▸ DATA TO PROCESS:

###

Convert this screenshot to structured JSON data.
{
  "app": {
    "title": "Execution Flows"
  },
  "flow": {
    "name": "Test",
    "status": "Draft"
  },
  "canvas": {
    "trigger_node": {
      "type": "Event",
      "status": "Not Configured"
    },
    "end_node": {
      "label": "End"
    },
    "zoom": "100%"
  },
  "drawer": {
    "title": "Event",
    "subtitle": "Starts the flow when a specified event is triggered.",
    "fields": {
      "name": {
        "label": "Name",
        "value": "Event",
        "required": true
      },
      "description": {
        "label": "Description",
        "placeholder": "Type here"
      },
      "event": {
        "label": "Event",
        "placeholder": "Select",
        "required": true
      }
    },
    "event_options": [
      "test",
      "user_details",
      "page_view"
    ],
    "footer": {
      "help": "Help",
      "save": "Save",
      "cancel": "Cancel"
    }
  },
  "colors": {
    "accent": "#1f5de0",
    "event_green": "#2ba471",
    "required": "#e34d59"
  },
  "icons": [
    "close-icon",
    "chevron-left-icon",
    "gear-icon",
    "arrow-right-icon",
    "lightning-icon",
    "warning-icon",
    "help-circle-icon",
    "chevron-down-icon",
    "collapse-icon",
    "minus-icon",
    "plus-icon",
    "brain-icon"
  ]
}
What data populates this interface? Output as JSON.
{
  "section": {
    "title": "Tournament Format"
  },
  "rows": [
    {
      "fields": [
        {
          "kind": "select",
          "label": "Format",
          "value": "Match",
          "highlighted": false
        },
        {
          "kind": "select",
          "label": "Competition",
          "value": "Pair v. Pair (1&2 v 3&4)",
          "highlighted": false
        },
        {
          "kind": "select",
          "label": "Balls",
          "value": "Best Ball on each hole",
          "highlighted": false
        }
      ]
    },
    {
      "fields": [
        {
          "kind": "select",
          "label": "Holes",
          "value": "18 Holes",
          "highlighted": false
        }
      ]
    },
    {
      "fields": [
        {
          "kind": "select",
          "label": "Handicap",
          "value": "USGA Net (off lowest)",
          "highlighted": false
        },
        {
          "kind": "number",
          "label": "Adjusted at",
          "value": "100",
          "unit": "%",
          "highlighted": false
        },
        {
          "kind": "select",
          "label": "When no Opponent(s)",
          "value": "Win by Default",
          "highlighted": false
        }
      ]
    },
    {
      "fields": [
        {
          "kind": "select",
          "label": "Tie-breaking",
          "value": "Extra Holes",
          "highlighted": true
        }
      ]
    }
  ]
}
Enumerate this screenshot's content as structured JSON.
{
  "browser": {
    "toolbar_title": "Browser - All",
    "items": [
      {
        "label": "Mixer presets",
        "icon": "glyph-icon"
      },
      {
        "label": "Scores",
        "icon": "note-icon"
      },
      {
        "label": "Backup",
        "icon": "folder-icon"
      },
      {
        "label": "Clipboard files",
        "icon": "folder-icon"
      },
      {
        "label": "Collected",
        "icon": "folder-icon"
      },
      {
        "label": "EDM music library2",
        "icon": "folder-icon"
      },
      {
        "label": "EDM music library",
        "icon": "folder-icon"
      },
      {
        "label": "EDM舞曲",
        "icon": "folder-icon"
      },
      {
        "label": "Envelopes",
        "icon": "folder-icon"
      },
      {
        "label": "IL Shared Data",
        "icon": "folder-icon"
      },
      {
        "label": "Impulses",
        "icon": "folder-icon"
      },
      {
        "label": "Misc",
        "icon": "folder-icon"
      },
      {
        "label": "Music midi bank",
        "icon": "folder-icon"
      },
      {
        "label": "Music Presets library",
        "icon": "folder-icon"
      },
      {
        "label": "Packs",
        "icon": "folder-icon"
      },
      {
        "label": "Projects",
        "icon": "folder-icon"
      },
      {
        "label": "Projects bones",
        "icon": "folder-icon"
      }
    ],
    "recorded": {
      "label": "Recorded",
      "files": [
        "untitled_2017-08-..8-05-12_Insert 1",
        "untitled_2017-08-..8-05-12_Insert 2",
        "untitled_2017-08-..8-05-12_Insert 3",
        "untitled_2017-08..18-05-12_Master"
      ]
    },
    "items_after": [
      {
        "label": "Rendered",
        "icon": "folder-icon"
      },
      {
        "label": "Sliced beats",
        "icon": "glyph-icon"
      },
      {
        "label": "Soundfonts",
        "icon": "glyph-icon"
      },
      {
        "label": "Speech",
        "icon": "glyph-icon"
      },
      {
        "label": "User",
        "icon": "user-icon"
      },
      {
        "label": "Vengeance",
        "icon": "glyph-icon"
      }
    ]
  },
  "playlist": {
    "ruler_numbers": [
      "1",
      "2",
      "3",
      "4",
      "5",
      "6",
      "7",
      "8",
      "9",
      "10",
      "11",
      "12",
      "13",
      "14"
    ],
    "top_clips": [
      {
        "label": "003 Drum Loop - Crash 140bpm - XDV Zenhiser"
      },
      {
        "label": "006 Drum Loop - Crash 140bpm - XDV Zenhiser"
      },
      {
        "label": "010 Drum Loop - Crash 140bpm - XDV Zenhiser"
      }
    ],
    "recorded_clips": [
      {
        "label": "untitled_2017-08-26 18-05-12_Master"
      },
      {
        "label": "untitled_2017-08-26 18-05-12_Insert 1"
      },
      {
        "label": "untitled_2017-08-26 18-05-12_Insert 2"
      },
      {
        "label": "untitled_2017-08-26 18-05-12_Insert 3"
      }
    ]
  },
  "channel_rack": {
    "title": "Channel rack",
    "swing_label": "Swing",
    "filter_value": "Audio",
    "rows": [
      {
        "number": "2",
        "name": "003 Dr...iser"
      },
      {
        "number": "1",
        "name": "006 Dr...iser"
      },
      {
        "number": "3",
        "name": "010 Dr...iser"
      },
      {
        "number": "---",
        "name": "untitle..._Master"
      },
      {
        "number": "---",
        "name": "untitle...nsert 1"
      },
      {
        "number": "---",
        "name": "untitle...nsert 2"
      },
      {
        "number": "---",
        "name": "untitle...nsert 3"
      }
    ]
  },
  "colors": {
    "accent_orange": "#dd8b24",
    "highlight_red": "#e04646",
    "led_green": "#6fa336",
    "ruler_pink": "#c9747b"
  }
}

###

Filter the data for the string "Format" and copy every line that has it.

    "title": "Tournament Format"
          "label": "Format",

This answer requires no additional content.